#### What you are asked to do
Gather, from the listing beneath this task, every line holding the string "detached".

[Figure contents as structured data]
BEGIN

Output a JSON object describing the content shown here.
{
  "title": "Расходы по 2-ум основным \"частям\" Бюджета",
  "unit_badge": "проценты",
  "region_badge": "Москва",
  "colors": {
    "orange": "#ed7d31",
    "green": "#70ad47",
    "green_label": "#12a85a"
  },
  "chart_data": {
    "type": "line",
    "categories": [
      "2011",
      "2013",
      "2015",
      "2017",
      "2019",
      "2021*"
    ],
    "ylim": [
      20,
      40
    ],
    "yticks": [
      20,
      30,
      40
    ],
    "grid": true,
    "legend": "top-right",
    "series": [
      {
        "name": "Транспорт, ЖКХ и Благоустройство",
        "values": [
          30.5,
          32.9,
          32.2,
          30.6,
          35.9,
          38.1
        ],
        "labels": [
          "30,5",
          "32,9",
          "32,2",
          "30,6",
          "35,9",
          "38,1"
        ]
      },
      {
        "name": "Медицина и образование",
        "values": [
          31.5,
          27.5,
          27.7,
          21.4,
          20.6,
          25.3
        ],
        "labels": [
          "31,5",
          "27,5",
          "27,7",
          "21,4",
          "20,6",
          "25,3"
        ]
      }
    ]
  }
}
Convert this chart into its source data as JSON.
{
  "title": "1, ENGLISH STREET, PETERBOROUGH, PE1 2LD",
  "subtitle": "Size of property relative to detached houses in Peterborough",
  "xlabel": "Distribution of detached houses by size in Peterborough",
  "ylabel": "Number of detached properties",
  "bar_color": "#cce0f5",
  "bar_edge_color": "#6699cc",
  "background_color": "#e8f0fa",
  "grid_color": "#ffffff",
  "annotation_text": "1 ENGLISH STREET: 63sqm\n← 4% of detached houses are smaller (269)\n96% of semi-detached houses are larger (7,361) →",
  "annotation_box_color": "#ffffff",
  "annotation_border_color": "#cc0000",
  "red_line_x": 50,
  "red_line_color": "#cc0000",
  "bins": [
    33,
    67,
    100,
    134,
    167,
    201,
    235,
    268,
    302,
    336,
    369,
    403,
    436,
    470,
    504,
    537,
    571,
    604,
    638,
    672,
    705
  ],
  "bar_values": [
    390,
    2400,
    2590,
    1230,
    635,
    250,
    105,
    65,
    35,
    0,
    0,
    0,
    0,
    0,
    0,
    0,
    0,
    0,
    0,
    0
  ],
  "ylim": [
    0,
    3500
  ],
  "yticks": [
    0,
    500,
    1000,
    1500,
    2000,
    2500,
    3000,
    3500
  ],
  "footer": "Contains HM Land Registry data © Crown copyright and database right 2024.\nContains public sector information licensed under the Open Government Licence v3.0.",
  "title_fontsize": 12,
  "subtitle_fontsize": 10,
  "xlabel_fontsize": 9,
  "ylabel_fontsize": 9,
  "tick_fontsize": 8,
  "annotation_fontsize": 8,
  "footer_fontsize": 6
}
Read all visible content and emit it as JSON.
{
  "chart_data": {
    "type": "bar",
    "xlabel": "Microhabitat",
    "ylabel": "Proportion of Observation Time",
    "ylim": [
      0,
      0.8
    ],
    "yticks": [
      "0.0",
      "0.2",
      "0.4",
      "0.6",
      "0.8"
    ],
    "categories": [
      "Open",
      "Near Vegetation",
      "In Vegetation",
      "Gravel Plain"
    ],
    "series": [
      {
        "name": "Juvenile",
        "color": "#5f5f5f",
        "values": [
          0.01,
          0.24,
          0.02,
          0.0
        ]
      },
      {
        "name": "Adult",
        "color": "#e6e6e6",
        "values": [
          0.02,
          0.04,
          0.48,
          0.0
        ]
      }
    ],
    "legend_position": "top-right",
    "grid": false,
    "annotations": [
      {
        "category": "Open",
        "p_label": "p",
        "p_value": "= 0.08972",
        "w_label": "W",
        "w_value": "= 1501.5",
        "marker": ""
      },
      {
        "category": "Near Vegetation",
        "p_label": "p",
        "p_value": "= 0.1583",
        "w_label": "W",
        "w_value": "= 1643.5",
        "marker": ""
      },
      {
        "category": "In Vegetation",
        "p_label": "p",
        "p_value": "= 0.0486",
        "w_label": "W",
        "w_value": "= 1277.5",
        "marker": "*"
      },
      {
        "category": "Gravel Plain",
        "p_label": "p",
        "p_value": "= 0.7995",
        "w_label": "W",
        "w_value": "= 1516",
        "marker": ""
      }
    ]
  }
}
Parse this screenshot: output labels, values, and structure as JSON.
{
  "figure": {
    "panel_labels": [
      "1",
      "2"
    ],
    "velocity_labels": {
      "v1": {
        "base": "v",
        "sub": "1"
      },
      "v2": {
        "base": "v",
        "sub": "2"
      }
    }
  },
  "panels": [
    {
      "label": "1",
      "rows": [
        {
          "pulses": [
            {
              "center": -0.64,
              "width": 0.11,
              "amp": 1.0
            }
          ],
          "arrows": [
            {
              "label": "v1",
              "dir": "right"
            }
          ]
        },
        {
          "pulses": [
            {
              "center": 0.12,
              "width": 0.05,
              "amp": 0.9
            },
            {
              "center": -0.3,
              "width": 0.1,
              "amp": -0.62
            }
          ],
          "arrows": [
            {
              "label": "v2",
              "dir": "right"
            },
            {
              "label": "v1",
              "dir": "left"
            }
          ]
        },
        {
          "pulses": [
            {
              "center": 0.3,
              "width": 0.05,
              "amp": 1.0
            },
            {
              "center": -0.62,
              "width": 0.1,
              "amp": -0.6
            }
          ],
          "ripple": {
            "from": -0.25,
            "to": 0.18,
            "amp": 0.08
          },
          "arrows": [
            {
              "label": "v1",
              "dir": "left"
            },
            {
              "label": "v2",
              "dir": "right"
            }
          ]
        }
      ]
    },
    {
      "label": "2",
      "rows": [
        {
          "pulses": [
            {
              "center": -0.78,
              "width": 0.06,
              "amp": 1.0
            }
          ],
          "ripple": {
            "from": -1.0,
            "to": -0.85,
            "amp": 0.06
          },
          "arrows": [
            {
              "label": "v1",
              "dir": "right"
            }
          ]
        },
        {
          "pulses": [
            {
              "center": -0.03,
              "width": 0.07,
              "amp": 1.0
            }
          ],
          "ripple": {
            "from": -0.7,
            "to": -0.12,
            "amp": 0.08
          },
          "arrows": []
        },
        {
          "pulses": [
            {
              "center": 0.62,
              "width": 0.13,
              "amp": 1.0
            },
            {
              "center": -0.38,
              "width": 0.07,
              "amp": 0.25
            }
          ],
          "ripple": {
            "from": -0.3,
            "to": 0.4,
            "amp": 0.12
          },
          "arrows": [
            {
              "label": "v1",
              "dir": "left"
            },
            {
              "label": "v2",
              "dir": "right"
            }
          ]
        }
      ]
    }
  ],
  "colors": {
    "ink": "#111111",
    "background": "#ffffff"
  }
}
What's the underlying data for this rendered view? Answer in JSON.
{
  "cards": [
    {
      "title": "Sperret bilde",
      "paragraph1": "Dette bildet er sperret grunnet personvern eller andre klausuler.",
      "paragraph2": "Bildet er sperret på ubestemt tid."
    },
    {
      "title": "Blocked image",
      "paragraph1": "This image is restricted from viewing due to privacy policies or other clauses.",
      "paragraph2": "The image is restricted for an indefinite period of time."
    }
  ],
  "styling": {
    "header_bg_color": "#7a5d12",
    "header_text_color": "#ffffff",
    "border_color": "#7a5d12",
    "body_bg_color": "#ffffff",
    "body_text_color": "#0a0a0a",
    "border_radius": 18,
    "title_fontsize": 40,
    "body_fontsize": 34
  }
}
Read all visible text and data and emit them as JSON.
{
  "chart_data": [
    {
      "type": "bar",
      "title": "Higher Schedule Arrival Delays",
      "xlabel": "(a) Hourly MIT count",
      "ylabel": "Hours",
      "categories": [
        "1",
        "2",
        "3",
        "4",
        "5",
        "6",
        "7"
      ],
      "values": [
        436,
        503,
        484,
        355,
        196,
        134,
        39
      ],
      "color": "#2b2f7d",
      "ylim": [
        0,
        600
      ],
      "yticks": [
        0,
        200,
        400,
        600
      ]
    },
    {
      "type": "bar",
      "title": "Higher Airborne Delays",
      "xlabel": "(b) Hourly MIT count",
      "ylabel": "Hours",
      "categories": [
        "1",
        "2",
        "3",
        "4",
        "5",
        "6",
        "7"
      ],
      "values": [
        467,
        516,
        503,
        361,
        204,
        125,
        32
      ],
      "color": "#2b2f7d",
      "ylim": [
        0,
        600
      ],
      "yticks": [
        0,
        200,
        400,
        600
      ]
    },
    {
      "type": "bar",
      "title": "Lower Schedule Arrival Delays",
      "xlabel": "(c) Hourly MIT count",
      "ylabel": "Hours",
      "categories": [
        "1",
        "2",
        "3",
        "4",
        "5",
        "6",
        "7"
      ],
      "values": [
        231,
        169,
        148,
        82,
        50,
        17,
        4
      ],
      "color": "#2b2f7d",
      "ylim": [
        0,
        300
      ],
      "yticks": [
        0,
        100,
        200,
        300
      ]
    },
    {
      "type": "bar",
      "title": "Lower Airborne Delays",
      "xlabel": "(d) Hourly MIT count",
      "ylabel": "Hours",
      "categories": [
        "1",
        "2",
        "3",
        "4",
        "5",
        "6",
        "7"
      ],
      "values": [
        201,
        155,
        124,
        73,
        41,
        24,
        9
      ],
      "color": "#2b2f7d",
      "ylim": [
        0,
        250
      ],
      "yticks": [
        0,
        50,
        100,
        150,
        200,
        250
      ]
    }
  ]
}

END

#### Solution
  "subtitle": "Size of property relative to detached houses in Peterborough",
  "xlabel": "Distribution of detached houses by size in Peterborough",
  "ylabel": "Number of detached properties",
  "annotation_text": "1 ENGLISH STREET: 63sqm\n← 4% of detached houses are smaller (269)\n96% of semi-detached houses are larger (7,361) →",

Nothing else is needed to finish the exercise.